▸ **WHAT IS NEEDED**: Keep every line where the word "Test" appears; drop the rest.

Data excerpts:
+++++

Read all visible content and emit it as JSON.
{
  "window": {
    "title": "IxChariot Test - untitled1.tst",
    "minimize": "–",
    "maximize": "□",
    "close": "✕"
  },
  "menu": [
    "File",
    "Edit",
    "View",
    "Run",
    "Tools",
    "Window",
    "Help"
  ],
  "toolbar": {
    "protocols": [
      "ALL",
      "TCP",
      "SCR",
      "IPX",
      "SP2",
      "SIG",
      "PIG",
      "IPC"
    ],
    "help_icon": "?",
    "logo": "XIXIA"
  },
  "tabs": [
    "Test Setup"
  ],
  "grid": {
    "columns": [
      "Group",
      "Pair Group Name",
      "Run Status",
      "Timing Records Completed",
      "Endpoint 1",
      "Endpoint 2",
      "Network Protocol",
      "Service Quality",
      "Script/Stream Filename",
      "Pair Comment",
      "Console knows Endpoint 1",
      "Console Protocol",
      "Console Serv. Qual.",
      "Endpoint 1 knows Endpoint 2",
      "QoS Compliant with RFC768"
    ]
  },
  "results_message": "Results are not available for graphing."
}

+++++

▸ **FULL OUTPUT**:
    "title": "IxChariot Test - untitled1.tst",
    "Test Setup"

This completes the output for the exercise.